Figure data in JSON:
========================================

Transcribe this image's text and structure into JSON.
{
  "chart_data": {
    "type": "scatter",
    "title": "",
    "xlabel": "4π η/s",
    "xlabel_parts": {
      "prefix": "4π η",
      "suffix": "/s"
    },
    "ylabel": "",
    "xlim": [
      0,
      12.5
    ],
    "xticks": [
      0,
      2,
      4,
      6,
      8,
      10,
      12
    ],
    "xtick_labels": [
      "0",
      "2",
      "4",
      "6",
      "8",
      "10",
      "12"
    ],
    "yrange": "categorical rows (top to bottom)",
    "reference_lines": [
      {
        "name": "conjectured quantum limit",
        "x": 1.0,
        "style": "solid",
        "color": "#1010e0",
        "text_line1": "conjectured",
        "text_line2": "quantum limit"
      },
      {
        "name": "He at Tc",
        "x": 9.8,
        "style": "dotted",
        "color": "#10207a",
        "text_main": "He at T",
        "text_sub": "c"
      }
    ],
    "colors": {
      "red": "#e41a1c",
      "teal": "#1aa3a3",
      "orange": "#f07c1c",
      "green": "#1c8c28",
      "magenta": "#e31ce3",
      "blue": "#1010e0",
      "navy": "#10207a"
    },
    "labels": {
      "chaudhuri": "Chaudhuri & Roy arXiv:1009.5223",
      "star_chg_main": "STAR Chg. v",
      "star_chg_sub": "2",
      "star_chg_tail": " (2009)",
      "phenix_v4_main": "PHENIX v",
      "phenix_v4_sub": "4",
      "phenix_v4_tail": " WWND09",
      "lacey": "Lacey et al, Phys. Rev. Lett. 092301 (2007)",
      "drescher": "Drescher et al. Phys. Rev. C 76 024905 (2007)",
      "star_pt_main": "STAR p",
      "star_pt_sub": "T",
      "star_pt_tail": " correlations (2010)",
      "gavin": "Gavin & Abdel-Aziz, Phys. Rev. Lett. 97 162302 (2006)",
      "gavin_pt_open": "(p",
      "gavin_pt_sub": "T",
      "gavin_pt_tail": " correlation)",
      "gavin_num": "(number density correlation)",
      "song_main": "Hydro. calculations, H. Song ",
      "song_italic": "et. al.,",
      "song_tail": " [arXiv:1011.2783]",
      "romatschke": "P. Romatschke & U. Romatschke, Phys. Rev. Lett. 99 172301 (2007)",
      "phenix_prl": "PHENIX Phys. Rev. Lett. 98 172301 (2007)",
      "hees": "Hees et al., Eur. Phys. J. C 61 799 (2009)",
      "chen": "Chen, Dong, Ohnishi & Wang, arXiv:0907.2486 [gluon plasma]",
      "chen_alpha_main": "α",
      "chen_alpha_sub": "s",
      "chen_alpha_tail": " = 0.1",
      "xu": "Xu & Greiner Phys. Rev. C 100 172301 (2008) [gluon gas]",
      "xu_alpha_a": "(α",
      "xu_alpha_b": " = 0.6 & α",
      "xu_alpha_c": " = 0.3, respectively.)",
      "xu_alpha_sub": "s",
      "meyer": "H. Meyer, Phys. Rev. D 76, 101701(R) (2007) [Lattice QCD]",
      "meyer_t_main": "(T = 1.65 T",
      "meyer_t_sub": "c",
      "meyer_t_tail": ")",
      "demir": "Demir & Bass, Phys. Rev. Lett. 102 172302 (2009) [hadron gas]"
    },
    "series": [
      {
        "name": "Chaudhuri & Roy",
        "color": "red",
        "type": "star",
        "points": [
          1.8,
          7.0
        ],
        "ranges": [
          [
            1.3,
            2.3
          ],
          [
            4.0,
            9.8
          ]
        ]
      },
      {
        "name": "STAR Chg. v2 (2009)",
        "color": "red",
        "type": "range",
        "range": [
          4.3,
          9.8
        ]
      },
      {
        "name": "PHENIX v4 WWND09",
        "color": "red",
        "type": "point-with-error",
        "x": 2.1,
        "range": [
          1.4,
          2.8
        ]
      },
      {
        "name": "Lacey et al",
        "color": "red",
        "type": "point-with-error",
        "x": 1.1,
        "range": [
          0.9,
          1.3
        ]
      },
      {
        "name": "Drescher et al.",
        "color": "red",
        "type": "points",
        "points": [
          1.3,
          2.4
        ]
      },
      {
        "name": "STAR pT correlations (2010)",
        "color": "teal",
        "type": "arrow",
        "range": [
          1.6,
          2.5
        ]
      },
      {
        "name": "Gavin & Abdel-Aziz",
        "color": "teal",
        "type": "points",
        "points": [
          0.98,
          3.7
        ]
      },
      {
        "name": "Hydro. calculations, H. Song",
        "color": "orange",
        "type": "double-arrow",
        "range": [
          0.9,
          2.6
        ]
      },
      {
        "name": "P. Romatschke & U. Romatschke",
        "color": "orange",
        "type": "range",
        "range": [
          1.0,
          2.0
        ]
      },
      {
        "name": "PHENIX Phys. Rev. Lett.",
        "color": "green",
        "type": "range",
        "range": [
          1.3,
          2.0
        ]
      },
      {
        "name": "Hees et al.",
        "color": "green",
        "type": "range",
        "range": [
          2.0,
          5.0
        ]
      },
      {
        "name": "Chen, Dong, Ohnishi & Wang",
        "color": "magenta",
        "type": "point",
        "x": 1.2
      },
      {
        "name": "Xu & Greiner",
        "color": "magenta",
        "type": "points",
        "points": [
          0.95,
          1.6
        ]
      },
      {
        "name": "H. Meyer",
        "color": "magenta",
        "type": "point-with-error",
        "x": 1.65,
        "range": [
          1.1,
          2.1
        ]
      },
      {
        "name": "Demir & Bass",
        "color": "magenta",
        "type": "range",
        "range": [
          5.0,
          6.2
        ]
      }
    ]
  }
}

========================================

[What to produce]
From the listing above, copy every line that holds the string "Romatschke".

[Full response]
      "romatschke": "P. Romatschke & U. Romatschke, Phys. Rev. Lett. 99 172301 (2007)",
        "name": "P. Romatschke & U. Romatschke",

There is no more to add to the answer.